> [SET EXERCISE]
All of the data below should be written out exactly.

# Start of EXCERPTED RECORDS

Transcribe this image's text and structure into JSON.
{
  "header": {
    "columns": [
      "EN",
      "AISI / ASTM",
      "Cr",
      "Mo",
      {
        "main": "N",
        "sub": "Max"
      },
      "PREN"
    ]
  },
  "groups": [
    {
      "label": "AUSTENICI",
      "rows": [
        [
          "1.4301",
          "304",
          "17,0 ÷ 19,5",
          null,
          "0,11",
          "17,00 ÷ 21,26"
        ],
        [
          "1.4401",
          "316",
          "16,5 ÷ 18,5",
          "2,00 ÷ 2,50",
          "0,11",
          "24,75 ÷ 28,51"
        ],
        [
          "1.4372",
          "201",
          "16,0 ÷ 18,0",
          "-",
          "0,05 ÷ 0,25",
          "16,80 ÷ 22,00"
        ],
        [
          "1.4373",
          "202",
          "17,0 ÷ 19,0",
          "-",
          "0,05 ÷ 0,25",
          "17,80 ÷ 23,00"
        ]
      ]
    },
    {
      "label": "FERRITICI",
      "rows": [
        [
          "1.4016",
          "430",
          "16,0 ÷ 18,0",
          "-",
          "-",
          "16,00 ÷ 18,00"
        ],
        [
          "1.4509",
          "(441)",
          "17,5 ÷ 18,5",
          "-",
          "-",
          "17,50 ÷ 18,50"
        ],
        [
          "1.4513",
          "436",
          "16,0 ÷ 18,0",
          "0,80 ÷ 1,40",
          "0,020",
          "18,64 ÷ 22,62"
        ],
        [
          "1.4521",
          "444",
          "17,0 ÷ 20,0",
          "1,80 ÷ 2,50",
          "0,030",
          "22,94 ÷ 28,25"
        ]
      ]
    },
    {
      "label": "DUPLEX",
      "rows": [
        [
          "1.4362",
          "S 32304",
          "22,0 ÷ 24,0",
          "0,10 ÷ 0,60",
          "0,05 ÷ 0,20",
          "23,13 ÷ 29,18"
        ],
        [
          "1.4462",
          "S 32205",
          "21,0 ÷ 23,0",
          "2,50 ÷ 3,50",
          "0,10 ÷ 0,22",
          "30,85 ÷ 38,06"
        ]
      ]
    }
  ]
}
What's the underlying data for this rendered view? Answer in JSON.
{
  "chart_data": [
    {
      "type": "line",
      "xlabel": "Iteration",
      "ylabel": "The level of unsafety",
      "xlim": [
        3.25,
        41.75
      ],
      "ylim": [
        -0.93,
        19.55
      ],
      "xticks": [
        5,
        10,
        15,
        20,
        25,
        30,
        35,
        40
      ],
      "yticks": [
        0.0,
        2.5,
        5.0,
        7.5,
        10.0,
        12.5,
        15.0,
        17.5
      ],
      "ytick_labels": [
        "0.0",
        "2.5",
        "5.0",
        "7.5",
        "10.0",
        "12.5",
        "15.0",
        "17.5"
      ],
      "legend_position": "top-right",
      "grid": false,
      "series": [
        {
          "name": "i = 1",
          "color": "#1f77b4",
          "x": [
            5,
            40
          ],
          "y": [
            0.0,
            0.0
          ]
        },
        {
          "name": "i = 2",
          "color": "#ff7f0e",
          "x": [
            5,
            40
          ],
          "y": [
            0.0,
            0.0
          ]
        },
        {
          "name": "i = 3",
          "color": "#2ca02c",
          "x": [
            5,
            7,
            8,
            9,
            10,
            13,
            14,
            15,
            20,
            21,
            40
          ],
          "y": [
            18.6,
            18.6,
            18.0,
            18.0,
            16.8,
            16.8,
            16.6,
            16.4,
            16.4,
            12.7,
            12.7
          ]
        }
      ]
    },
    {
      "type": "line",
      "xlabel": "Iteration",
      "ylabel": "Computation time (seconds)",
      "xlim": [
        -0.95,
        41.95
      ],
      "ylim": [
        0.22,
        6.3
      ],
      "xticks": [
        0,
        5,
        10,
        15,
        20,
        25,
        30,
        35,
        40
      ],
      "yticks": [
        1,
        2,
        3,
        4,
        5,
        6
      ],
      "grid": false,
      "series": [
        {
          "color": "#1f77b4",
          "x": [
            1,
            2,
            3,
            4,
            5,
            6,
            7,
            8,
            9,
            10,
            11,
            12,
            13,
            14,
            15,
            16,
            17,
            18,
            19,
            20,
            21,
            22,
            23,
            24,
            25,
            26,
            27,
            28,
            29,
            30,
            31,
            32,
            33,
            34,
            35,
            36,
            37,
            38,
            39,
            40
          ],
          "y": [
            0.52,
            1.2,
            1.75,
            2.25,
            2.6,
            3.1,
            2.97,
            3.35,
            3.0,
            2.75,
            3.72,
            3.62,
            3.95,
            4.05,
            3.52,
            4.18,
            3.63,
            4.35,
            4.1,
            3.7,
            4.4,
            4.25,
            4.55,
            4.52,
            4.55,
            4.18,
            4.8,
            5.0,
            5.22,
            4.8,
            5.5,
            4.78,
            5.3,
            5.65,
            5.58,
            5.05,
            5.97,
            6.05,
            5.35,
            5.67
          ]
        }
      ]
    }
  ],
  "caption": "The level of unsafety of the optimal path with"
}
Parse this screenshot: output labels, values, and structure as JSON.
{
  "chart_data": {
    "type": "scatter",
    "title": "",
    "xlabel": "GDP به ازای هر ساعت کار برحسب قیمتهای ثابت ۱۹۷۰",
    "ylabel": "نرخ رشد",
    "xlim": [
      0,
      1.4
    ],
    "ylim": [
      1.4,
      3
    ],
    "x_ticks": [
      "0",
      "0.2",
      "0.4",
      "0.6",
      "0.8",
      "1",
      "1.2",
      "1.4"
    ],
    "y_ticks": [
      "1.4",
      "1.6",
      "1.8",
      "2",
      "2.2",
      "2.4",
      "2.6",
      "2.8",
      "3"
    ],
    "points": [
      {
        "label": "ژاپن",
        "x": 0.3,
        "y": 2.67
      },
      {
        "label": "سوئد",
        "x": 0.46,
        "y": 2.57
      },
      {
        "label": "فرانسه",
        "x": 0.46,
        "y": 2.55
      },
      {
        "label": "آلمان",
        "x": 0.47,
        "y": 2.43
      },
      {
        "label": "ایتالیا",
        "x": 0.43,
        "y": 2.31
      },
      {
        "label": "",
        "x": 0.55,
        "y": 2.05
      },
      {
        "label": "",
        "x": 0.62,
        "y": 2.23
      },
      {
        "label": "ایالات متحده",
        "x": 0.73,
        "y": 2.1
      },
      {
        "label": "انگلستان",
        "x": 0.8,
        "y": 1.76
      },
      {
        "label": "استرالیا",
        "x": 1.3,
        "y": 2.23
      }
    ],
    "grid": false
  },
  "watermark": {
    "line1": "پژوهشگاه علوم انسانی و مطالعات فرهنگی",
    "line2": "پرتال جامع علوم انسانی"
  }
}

# End of EXCERPTED RECORDS

> [FINAL RESULT]
Transcribe this image's text and structure into JSON.
{
  "header": {
    "columns": [
      "EN",
      "AISI / ASTM",
      "Cr",
      "Mo",
      {
        "main": "N",
        "sub": "Max"
      },
      "PREN"
    ]
  },
  "groups": [
    {
      "label": "AUSTENICI",
      "rows": [
        [
          "1.4301",
          "304",
          "17,0 ÷ 19,5",
          null,
          "0,11",
          "17,00 ÷ 21,26"
        ],
        [
          "1.4401",
          "316",
          "16,5 ÷ 18,5",
          "2,00 ÷ 2,50",
          "0,11",
          "24,75 ÷ 28,51"
        ],
        [
          "1.4372",
          "201",
          "16,0 ÷ 18,0",
          "-",
          "0,05 ÷ 0,25",
          "16,80 ÷ 22,00"
        ],
        [
          "1.4373",
          "202",
          "17,0 ÷ 19,0",
          "-",
          "0,05 ÷ 0,25",
          "17,80 ÷ 23,00"
        ]
      ]
    },
    {
      "label": "FERRITICI",
      "rows": [
        [
          "1.4016",
          "430",
          "16,0 ÷ 18,0",
          "-",
          "-",
          "16,00 ÷ 18,00"
        ],
        [
          "1.4509",
          "(441)",
          "17,5 ÷ 18,5",
          "-",
          "-",
          "17,50 ÷ 18,50"
        ],
        [
          "1.4513",
          "436",
          "16,0 ÷ 18,0",
          "0,80 ÷ 1,40",
          "0,020",
          "18,64 ÷ 22,62"
        ],
        [
          "1.4521",
          "444",
          "17,0 ÷ 20,0",
          "1,80 ÷ 2,50",
          "0,030",
          "22,94 ÷ 28,25"
        ]
      ]
    },
    {
      "label": "DUPLEX",
      "rows": [
        [
          "1.4362",
          "S 32304",
          "22,0 ÷ 24,0",
          "0,10 ÷ 0,60",
          "0,05 ÷ 0,20",
          "23,13 ÷ 29,18"
        ],
        [
          "1.4462",
          "S 32205",
          "21,0 ÷ 23,0",
          "2,50 ÷ 3,50",
          "0,10 ÷ 0,22",
          "30,85 ÷ 38,06"
        ]
      ]
    }
  ]
}
What's the underlying data for this rendered view? Answer in JSON.
{
  "chart_data": [
    {
      "type": "line",
      "xlabel": "Iteration",
      "ylabel": "The level of unsafety",
      "xlim": [
        3.25,
        41.75
      ],
      "ylim": [
        -0.93,
        19.55
      ],
      "xticks": [
        5,
        10,
        15,
        20,
        25,
        30,
        35,
        40
      ],
      "yticks": [
        0.0,
        2.5,
        5.0,
        7.5,
        10.0,
        12.5,
        15.0,
        17.5
      ],
      "ytick_labels": [
        "0.0",
        "2.5",
        "5.0",
        "7.5",
        "10.0",
        "12.5",
        "15.0",
        "17.5"
      ],
      "legend_position": "top-right",
      "grid": false,
      "series": [
        {
          "name": "i = 1",
          "color": "#1f77b4",
          "x": [
            5,
            40
          ],
          "y": [
            0.0,
            0.0
          ]
        },
        {
          "name": "i = 2",
          "color": "#ff7f0e",
          "x": [
            5,
            40
          ],
          "y": [
            0.0,
            0.0
          ]
        },
        {
          "name": "i = 3",
          "color": "#2ca02c",
          "x": [
            5,
            7,
            8,
            9,
            10,
            13,
            14,
            15,
            20,
            21,
            40
          ],
          "y": [
            18.6,
            18.6,
            18.0,
            18.0,
            16.8,
            16.8,
            16.6,
            16.4,
            16.4,
            12.7,
            12.7
          ]
        }
      ]
    },
    {
      "type": "line",
      "xlabel": "Iteration",
      "ylabel": "Computation time (seconds)",
      "xlim": [
        -0.95,
        41.95
      ],
      "ylim": [
        0.22,
        6.3
      ],
      "xticks": [
        0,
        5,
        10,
        15,
        20,
        25,
        30,
        35,
        40
      ],
      "yticks": [
        1,
        2,
        3,
        4,
        5,
        6
      ],
      "grid": false,
      "series": [
        {
          "color": "#1f77b4",
          "x": [
            1,
            2,
            3,
            4,
            5,
            6,
            7,
            8,
            9,
            10,
            11,
            12,
            13,
            14,
            15,
            16,
            17,
            18,
            19,
            20,
            21,
            22,
            23,
            24,
            25,
            26,
            27,
            28,
            29,
            30,
            31,
            32,
            33,
            34,
            35,
            36,
            37,
            38,
            39,
            40
          ],
          "y": [
            0.52,
            1.2,
            1.75,
            2.25,
            2.6,
            3.1,
            2.97,
            3.35,
            3.0,
            2.75,
            3.72,
            3.62,
            3.95,
            4.05,
            3.52,
            4.18,
            3.63,
            4.35,
            4.1,
            3.7,
            4.4,
            4.25,
            4.55,
            4.52,
            4.55,
            4.18,
            4.8,
            5.0,
            5.22,
            4.8,
            5.5,
            4.78,
            5.3,
            5.65,
            5.58,
            5.05,
            5.97,
            6.05,
            5.35,
            5.67
          ]
        }
      ]
    }
  ],
  "caption": "The level of unsafety of the optimal path with"
}
Parse this screenshot: output labels, values, and structure as JSON.
{
  "chart_data": {
    "type": "scatter",
    "title": "",
    "xlabel": "GDP به ازای هر ساعت کار برحسب قیمتهای ثابت ۱۹۷۰",
    "ylabel": "نرخ رشد",
    "xlim": [
      0,
      1.4
    ],
    "ylim": [
      1.4,
      3
    ],
    "x_ticks": [
      "0",
      "0.2",
      "0.4",
      "0.6",
      "0.8",
      "1",
      "1.2",
      "1.4"
    ],
    "y_ticks": [
      "1.4",
      "1.6",
      "1.8",
      "2",
      "2.2",
      "2.4",
      "2.6",
      "2.8",
      "3"
    ],
    "points": [
      {
        "label": "ژاپن",
        "x": 0.3,
        "y": 2.67
      },
      {
        "label": "سوئد",
        "x": 0.46,
        "y": 2.57
      },
      {
        "label": "فرانسه",
        "x": 0.46,
        "y": 2.55
      },
      {
        "label": "آلمان",
        "x": 0.47,
        "y": 2.43
      },
      {
        "label": "ایتالیا",
        "x": 0.43,
        "y": 2.31
      },
      {
        "label": "",
        "x": 0.55,
        "y": 2.05
      },
      {
        "label": "",
        "x": 0.62,
        "y": 2.23
      },
      {
        "label": "ایالات متحده",
        "x": 0.73,
        "y": 2.1
      },
      {
        "label": "انگلستان",
        "x": 0.8,
        "y": 1.76
      },
      {
        "label": "استرالیا",
        "x": 1.3,
        "y": 2.23
      }
    ],
    "grid": false
  },
  "watermark": {
    "line1": "پژوهشگاه علوم انسانی و مطالعات فرهنگی",
    "line2": "پرتال جامع علوم انسانی"
  }
}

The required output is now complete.